=== Material for the task ===
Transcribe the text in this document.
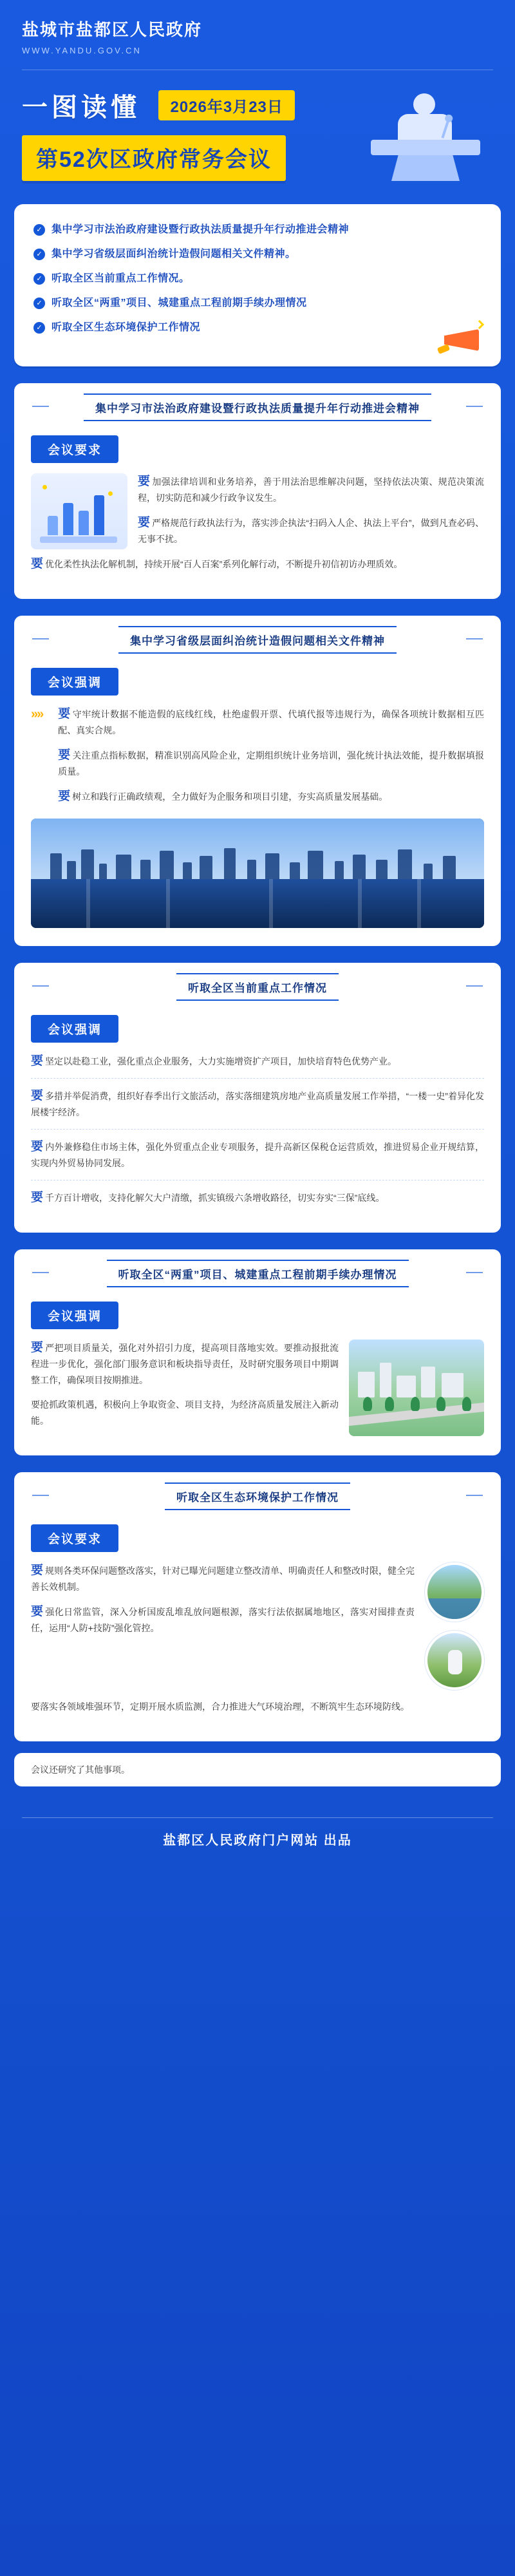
盐城市盐都区人民政府
WWW.YANDU.GOV.CN
一图读懂 2026年3月23日 第52次区政府常务会议
✓ 集中学习市法治政府建设暨行政执法质量提升年行动推进会精神
✓ 集中学习省级层面纠治统计造假问题相关文件精神。
✓ 听取全区当前重点工作情况。
✓ 听取全区“两重”项目、城建重点工程前期手续办理情况
✓ 听取全区生态环境保护工作情况
集中学习市法治政府建设暨行政执法质量提升年行动推进会精神
会议要求
要 加强法律培训和业务培养，善于用法治思维解决问题，坚持依法决策、规范决策流程，切实防范和减少行政争议发生。
要 严格规范行政执法行为，落实涉企执法“扫码入人企、执法上平台”，做到凡查必码、无事不扰。
要 优化柔性执法化解机制，持续开展“百人百案”系列化解行动，不断提升初信初访办理质效。
集中学习省级层面纠治统计造假问题相关文件精神
会议强调
»» 要 守牢统计数据不能造假的底线红线，杜绝虚假开票、代填代报等违规行为，确保各项统计数据相互匹配、真实合规。
要 关注重点指标数据，精准识别高风险企业，定期组织统计业务培训，强化统计执法效能，提升数据填报质量。
要 树立和践行正确政绩观，全力做好为企服务和项目引建，夯实高质量发展基础。
听取全区当前重点工作情况
会议强调
要 坚定以赴稳工业，强化重点企业服务，大力实施增资扩产项目，加快培育特色优势产业。
要 多措并举促消费，组织好春季出行文旅活动，落实落细建筑房地产业高质量发展工作举措，“一楼一史”着异化发展楼宇经济。
要 内外兼修稳住市场主体，强化外贸重点企业专项服务，提升高新区保税仓运营质效，推进贸易企业开规结算，实现内外贸易协同发展。
要 千方百计增收，支持化解欠大户清缴，抓实镇级六条增收路径，切实夯实“三保”底线。
听取全区“两重”项目、城建重点工程前期手续办理情况
会议强调
要 严把项目质量关，强化对外招引力度，提高项目落地实效。要推动报批流程进一步优化，强化部门服务意识和板块指导责任，及时研究服务项目中期调整工作，确保项目按期推进。
要抢抓政策机遇，积极向上争取资金、项目支持，为经济高质量发展注入新动能。
听取全区生态环境保护工作情况
会议要求
要 规则各类环保问题整改落实，针对已曝光问题建立整改清单、明确责任人和整改时限，健全完善长效机制。
要 强化日常监管，深入分析国废乱堆乱放问题根源，落实行法依据属地地区，落实对囤排查责任，运用“人防+技防”强化管控。
要落实各领域堆强环节，定期开展水质监测，合力推进大气环境治理，不断筑牢生态环境防线。
会议还研究了其他事项。
盐都区人民政府门户网站 出品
===
▶ **Exercise**: Search the entries for the word "城建重点工程前期手续办理情况", then list each line that holds it.

▶ **Task answer**:
✓ 听取全区“两重”项目、城建重点工程前期手续办理情况
听取全区“两重”项目、城建重点工程前期手续办理情况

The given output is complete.